- What the exercise asks: Reproduce every record below exactly as written, but leave out any pictures.

------ Task material ------

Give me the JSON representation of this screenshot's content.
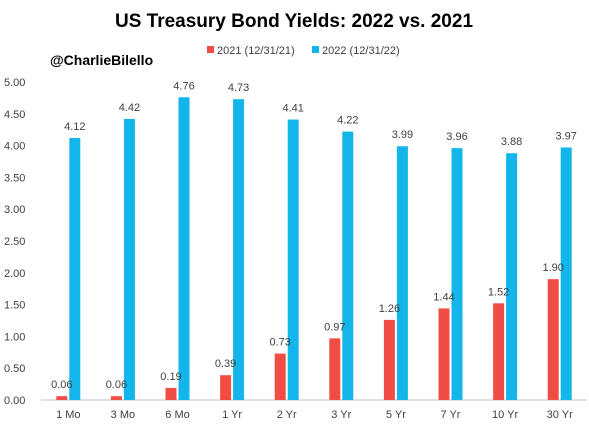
{
  "watermark": "@CharlieBilello",
  "colors": {
    "series_2021": "#f04e45",
    "series_2022": "#12b6ea",
    "axis": "#bfbfbf"
  },
  "chart_data": {
    "type": "bar",
    "title": "US Treasury Bond Yields: 2022 vs. 2021",
    "xlabel": "",
    "ylabel": "",
    "categories": [
      "1 Mo",
      "3 Mo",
      "6 Mo",
      "1 Yr",
      "2 Yr",
      "3 Yr",
      "5 Yr",
      "7 Yr",
      "10 Yr",
      "30 Yr"
    ],
    "series": [
      {
        "name": "2021 (12/31/21)",
        "values": [
          0.06,
          0.06,
          0.19,
          0.39,
          0.73,
          0.97,
          1.26,
          1.44,
          1.52,
          1.9
        ],
        "labels": [
          "0.06",
          "0.06",
          "0.19",
          "0.39",
          "0.73",
          "0.97",
          "1.26",
          "1.44",
          "1.52",
          "1.90"
        ]
      },
      {
        "name": "2022 (12/31/22)",
        "values": [
          4.12,
          4.42,
          4.76,
          4.73,
          4.41,
          4.22,
          3.99,
          3.96,
          3.88,
          3.97
        ],
        "labels": [
          "4.12",
          "4.42",
          "4.76",
          "4.73",
          "4.41",
          "4.22",
          "3.99",
          "3.96",
          "3.88",
          "3.97"
        ]
      }
    ],
    "ylim": [
      0,
      5
    ],
    "yticks": [
      "0.00",
      "0.50",
      "1.00",
      "1.50",
      "2.00",
      "2.50",
      "3.00",
      "3.50",
      "4.00",
      "4.50",
      "5.00"
    ],
    "grid": false,
    "legend": "top"
  }
}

------

- Exercise answer:
Give me the JSON representation of this screenshot's content.
{
  "watermark": "@CharlieBilello",
  "colors": {
    "series_2021": "#f04e45",
    "series_2022": "#12b6ea",
    "axis": "#bfbfbf"
  },
  "chart_data": {
    "type": "bar",
    "title": "US Treasury Bond Yields: 2022 vs. 2021",
    "xlabel": "",
    "ylabel": "",
    "categories": [
      "1 Mo",
      "3 Mo",
      "6 Mo",
      "1 Yr",
      "2 Yr",
      "3 Yr",
      "5 Yr",
      "7 Yr",
      "10 Yr",
      "30 Yr"
    ],
    "series": [
      {
        "name": "2021 (12/31/21)",
        "values": [
          0.06,
          0.06,
          0.19,
          0.39,
          0.73,
          0.97,
          1.26,
          1.44,
          1.52,
          1.9
        ],
        "labels": [
          "0.06",
          "0.06",
          "0.19",
          "0.39",
          "0.73",
          "0.97",
          "1.26",
          "1.44",
          "1.52",
          "1.90"
        ]
      },
      {
        "name": "2022 (12/31/22)",
        "values": [
          4.12,
          4.42,
          4.76,
          4.73,
          4.41,
          4.22,
          3.99,
          3.96,
          3.88,
          3.97
        ],
        "labels": [
          "4.12",
          "4.42",
          "4.76",
          "4.73",
          "4.41",
          "4.22",
          "3.99",
          "3.96",
          "3.88",
          "3.97"
        ]
      }
    ],
    "ylim": [
      0,
      5
    ],
    "yticks": [
      "0.00",
      "0.50",
      "1.00",
      "1.50",
      "2.00",
      "2.50",
      "3.00",
      "3.50",
      "4.00",
      "4.50",
      "5.00"
    ],
    "grid": false,
    "legend": "top"
  }
}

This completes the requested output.